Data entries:
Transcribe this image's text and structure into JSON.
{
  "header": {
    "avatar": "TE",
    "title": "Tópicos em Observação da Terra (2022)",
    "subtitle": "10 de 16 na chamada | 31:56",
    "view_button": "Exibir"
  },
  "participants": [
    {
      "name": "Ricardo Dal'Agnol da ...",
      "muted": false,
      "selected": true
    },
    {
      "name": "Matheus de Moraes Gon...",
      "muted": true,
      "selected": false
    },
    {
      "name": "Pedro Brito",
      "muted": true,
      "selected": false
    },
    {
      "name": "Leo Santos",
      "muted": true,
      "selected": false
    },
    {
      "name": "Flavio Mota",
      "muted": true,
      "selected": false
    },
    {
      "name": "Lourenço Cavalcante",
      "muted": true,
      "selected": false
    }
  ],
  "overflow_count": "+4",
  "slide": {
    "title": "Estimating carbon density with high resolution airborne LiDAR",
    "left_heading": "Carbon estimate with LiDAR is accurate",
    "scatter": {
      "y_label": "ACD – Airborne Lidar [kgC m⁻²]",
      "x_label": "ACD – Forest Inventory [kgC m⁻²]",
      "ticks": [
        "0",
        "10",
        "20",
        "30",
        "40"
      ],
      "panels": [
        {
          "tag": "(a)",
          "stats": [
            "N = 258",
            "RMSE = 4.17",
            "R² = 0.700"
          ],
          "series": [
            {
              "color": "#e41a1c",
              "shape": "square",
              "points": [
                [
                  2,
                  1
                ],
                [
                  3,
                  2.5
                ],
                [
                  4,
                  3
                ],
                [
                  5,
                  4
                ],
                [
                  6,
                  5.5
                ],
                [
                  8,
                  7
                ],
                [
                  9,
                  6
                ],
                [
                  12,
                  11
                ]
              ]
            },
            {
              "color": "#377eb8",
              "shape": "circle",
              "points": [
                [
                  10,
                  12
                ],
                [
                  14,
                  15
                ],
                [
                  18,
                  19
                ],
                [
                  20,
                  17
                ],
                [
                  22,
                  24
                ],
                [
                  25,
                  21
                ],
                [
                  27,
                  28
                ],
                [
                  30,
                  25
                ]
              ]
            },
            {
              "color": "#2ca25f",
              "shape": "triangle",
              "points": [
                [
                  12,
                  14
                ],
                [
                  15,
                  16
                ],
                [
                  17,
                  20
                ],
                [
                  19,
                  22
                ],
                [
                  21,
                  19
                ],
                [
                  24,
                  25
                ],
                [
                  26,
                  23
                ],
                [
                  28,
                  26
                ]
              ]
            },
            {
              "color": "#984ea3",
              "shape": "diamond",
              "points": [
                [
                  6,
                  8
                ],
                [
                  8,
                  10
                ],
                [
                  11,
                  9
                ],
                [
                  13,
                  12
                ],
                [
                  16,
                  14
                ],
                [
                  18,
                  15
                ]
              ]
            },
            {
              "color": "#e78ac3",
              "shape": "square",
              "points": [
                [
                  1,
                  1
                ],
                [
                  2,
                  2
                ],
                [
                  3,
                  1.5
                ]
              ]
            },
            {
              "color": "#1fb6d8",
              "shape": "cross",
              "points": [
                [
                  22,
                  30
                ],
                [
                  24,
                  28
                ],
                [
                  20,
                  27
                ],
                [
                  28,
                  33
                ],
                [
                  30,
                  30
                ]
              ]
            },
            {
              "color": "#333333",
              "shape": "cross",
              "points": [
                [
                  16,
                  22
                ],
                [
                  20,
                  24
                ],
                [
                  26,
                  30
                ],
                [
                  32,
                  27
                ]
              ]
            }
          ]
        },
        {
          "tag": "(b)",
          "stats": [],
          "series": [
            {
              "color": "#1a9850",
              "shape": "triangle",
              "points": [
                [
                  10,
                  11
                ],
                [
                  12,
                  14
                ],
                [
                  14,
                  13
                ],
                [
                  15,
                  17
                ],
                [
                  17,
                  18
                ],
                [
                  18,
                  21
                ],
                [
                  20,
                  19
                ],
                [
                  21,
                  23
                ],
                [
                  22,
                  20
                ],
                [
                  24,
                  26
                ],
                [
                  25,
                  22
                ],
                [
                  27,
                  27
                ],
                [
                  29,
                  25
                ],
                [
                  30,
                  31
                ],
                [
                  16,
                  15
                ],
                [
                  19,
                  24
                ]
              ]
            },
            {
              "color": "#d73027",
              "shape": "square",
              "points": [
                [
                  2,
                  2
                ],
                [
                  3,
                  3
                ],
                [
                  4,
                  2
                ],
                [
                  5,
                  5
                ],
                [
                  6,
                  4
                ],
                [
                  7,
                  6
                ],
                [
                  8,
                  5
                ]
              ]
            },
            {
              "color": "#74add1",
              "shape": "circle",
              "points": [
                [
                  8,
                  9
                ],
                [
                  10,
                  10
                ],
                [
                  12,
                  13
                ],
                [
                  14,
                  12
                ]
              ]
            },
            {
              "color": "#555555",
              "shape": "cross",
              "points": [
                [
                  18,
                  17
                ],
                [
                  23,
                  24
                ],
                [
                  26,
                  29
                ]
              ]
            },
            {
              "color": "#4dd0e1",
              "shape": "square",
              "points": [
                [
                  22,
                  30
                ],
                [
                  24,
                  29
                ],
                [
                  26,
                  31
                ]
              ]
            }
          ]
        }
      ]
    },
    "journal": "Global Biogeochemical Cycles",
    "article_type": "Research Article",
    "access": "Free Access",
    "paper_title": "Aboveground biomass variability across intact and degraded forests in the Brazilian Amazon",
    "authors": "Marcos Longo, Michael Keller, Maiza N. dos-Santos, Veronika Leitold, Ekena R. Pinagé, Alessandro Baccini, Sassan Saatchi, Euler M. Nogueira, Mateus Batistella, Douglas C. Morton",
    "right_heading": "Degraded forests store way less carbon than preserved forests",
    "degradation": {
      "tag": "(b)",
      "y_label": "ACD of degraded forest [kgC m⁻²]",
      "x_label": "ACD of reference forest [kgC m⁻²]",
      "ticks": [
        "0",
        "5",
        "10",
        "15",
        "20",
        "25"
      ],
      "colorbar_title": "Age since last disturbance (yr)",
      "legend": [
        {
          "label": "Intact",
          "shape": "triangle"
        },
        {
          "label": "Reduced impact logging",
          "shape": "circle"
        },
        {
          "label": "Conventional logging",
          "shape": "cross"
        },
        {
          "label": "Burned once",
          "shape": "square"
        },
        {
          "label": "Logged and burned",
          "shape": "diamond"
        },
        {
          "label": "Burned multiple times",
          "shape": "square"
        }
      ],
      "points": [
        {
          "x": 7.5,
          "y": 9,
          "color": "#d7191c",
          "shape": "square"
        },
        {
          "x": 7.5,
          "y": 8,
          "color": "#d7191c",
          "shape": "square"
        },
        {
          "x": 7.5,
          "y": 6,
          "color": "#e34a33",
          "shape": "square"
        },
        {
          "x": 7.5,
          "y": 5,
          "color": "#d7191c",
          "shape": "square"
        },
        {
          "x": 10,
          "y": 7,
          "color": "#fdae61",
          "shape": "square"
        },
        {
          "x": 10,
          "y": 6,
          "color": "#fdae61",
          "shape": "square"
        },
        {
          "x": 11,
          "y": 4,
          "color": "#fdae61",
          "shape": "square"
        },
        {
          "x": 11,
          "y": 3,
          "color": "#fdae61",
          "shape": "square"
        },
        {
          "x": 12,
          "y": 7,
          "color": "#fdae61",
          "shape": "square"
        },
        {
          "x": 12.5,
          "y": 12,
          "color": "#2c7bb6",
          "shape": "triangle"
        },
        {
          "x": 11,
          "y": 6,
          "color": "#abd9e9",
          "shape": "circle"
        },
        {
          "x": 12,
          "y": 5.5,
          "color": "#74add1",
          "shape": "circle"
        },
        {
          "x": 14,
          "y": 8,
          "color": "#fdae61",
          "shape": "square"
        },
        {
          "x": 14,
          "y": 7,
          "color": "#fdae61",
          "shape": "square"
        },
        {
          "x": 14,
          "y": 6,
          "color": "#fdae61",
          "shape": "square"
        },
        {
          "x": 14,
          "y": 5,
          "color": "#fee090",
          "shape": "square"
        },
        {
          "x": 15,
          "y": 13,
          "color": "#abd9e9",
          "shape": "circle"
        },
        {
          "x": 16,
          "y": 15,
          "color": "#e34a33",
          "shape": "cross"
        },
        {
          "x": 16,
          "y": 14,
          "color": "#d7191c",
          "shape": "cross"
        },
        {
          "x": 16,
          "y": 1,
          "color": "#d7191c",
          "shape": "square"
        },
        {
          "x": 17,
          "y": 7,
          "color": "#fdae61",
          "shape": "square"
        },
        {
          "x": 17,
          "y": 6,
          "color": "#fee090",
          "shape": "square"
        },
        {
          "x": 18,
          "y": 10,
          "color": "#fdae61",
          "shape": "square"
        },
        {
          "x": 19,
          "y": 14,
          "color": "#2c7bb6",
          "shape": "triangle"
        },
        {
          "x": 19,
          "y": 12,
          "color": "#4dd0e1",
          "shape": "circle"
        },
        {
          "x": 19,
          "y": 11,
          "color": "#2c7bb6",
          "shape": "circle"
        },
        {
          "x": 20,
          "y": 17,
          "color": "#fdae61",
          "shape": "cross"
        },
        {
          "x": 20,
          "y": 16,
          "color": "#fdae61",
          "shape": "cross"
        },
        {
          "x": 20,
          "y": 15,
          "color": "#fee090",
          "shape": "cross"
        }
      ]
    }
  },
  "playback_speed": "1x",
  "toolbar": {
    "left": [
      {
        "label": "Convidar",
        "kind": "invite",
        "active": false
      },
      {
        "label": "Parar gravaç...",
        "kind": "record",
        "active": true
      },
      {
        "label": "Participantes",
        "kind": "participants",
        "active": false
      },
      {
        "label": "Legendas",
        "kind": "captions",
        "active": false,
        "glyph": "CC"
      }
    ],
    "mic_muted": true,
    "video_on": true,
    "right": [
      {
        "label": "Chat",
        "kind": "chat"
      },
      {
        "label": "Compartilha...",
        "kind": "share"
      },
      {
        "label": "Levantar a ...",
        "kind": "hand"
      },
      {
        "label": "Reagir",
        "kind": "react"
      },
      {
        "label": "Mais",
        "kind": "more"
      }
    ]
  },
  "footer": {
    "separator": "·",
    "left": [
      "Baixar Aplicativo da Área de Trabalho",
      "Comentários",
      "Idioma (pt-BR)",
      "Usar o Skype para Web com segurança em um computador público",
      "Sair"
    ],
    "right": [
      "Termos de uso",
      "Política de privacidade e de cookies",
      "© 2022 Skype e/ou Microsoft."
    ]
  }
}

### TASK TO CARRY OUT
Give the number of lines in the entries that hold the word "Skype", and nothing else.

### TASK ANSWER
2